TO DO:
Output the data below in full, character for character.

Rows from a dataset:
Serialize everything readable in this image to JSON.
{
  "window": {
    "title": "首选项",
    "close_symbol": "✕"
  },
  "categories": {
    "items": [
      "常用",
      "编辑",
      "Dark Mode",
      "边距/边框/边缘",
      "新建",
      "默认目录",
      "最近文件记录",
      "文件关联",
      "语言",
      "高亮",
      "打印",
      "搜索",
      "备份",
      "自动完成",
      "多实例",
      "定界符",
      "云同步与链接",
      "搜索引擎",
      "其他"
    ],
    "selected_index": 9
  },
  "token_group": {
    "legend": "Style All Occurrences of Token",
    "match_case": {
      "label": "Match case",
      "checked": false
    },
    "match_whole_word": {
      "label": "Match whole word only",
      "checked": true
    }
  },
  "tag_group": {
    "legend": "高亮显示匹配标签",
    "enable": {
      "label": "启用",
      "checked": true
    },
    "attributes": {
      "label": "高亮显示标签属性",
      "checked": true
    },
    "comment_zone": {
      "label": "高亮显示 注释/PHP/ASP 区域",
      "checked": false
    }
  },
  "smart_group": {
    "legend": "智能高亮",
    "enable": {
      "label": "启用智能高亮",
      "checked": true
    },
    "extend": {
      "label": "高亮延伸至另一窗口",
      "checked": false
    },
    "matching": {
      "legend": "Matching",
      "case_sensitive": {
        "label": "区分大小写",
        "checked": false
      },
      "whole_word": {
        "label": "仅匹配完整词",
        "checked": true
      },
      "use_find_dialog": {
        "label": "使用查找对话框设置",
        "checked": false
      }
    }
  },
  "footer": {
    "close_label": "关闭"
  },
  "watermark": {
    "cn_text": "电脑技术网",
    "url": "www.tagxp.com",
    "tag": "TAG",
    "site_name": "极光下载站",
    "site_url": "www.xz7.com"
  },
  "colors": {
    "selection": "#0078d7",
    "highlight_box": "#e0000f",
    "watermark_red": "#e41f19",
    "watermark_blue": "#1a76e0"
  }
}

ANSWER TO THE EXERCISE:
Serialize everything readable in this image to JSON.
{
  "window": {
    "title": "首选项",
    "close_symbol": "✕"
  },
  "categories": {
    "items": [
      "常用",
      "编辑",
      "Dark Mode",
      "边距/边框/边缘",
      "新建",
      "默认目录",
      "最近文件记录",
      "文件关联",
      "语言",
      "高亮",
      "打印",
      "搜索",
      "备份",
      "自动完成",
      "多实例",
      "定界符",
      "云同步与链接",
      "搜索引擎",
      "其他"
    ],
    "selected_index": 9
  },
  "token_group": {
    "legend": "Style All Occurrences of Token",
    "match_case": {
      "label": "Match case",
      "checked": false
    },
    "match_whole_word": {
      "label": "Match whole word only",
      "checked": true
    }
  },
  "tag_group": {
    "legend": "高亮显示匹配标签",
    "enable": {
      "label": "启用",
      "checked": true
    },
    "attributes": {
      "label": "高亮显示标签属性",
      "checked": true
    },
    "comment_zone": {
      "label": "高亮显示 注释/PHP/ASP 区域",
      "checked": false
    }
  },
  "smart_group": {
    "legend": "智能高亮",
    "enable": {
      "label": "启用智能高亮",
      "checked": true
    },
    "extend": {
      "label": "高亮延伸至另一窗口",
      "checked": false
    },
    "matching": {
      "legend": "Matching",
      "case_sensitive": {
        "label": "区分大小写",
        "checked": false
      },
      "whole_word": {
        "label": "仅匹配完整词",
        "checked": true
      },
      "use_find_dialog": {
        "label": "使用查找对话框设置",
        "checked": false
      }
    }
  },
  "footer": {
    "close_label": "关闭"
  },
  "watermark": {
    "cn_text": "电脑技术网",
    "url": "www.tagxp.com",
    "tag": "TAG",
    "site_name": "极光下载站",
    "site_url": "www.xz7.com"
  },
  "colors": {
    "selection": "#0078d7",
    "highlight_box": "#e0000f",
    "watermark_red": "#e41f19",
    "watermark_blue": "#1a76e0"
  }
}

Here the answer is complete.